**Required task**
Write out every row below word for word, leaving out the pictures.

**Data to use**
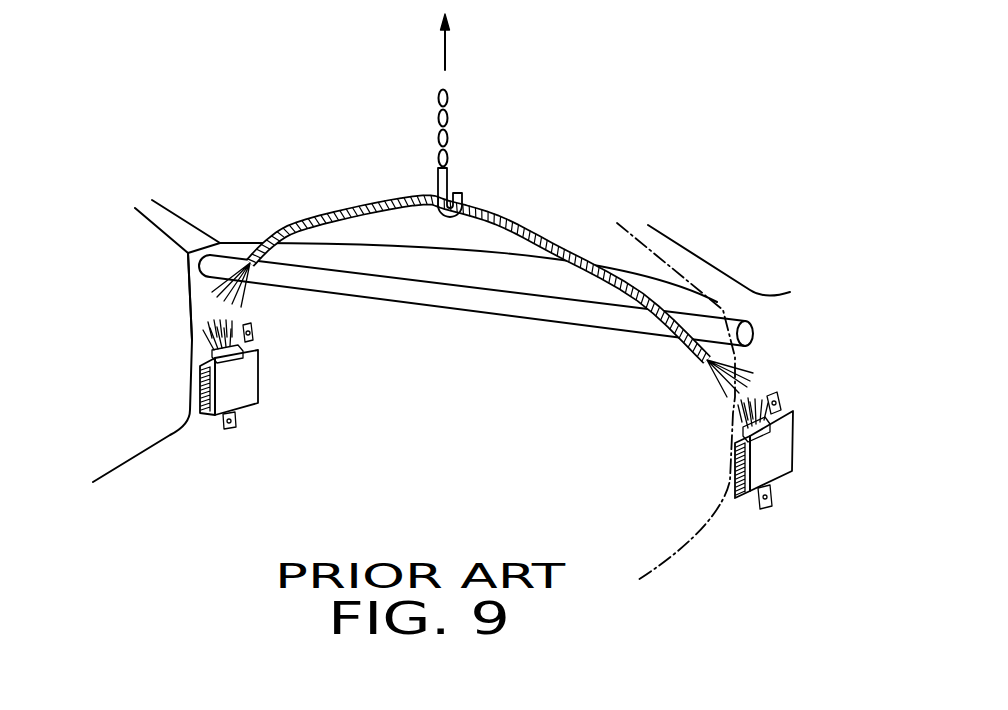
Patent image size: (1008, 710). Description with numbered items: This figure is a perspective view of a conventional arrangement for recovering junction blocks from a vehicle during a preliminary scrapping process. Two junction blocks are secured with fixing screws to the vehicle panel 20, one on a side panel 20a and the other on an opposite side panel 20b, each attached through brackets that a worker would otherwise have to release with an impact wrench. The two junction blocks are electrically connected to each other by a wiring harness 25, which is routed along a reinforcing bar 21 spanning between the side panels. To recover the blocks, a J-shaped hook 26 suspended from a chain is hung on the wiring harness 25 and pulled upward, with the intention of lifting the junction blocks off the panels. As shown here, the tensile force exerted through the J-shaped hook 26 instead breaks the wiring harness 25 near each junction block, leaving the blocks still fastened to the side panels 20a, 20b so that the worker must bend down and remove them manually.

The vehicle panel 20 is at (145, 447).
The side panel 20a is at (205, 303).
The side panel 20b is at (742, 402).
The reinforcing bar 21 is at (468, 295).
The wiring harness 25 is at (530, 228).
The J-shaped hook 26 is at (433, 190).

**Reply to the exercise**
Patent image size: (1008, 710). Description with numbered items: This figure is a perspective view of a conventional arrangement for recovering junction blocks from a vehicle during a preliminary scrapping process. Two junction blocks are secured with fixing screws to the vehicle panel 20, one on a side panel 20a and the other on an opposite side panel 20b, each attached through brackets that a worker would otherwise have to release with an impact wrench. The two junction blocks are electrically connected to each other by a wiring harness 25, which is routed along a reinforcing bar 21 spanning between the side panels. To recover the blocks, a J-shaped hook 26 suspended from a chain is hung on the wiring harness 25 and pulled upward, with the intention of lifting the junction blocks off the panels. As shown here, the tensile force exerted through the J-shaped hook 26 instead breaks the wiring harness 25 near each junction block, leaving the blocks still fastened to the side panels 20a, 20b so that the worker must bend down and remove them manually.

The vehicle panel 20 is at (145, 447).
The side panel 20a is at (205, 303).
The side panel 20b is at (742, 402).
The reinforcing bar 21 is at (468, 295).
The wiring harness 25 is at (530, 228).
The J-shaped hook 26 is at (433, 190).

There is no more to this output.